#### Exercise objective
Copy every line in which the string "tutto" occurs.

#### Provided data
********

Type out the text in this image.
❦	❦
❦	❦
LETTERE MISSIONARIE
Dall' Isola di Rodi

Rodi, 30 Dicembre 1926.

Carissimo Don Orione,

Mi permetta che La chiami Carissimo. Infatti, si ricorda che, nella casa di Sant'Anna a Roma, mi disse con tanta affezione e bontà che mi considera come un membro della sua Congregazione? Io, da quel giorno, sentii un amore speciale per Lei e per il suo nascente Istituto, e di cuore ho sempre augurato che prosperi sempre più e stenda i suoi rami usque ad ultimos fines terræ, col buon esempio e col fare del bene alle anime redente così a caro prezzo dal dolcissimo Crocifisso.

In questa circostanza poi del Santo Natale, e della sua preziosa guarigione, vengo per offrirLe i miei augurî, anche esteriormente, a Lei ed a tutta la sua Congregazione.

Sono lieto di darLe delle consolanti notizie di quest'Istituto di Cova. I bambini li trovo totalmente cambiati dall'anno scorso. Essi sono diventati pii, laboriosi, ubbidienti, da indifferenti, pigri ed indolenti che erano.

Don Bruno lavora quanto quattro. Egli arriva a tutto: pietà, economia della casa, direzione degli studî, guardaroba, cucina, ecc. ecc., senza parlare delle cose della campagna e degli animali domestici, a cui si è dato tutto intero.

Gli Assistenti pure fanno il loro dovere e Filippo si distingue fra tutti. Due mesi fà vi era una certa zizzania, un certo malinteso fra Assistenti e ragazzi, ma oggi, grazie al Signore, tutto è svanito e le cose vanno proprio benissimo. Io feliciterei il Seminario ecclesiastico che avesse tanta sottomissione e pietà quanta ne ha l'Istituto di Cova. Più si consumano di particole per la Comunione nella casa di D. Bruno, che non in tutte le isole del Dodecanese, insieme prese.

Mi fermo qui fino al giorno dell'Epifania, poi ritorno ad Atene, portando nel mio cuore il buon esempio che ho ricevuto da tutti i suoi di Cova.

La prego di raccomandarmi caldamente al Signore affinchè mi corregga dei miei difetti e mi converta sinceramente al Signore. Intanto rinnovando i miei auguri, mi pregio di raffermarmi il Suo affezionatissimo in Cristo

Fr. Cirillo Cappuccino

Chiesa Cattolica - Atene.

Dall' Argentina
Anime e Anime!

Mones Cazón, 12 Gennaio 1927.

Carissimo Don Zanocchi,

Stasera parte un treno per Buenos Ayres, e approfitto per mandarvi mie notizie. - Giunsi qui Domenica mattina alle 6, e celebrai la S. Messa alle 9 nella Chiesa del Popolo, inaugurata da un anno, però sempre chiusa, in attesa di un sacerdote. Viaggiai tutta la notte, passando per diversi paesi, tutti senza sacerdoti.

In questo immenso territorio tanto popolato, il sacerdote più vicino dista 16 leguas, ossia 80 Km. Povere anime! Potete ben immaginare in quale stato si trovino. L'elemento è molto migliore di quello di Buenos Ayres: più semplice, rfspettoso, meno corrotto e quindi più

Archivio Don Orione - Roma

********

#### Exercise result
Don Bruno lavora quanto quattro. Egli arriva a tutto: pietà, economia della casa, direzione degli studî, guardaroba, cucina, ecc. ecc., senza parlare delle cose della campagna e degli animali domestici, a cui si è dato tutto intero.
Gli Assistenti pure fanno il loro dovere e Filippo si distingue fra tutti. Due mesi fà vi era una certa zizzania, un certo malinteso fra Assistenti e ragazzi, ma oggi, grazie al Signore, tutto è svanito e le cose vanno proprio benissimo. Io feliciterei il Seminario ecclesiastico che avesse tanta sottomissione e pietà quanta ne ha l'Istituto di Cova. Più si consumano di particole per la Comunione nella casa di D. Bruno, che non in tutte le isole del Dodecanese, insieme prese.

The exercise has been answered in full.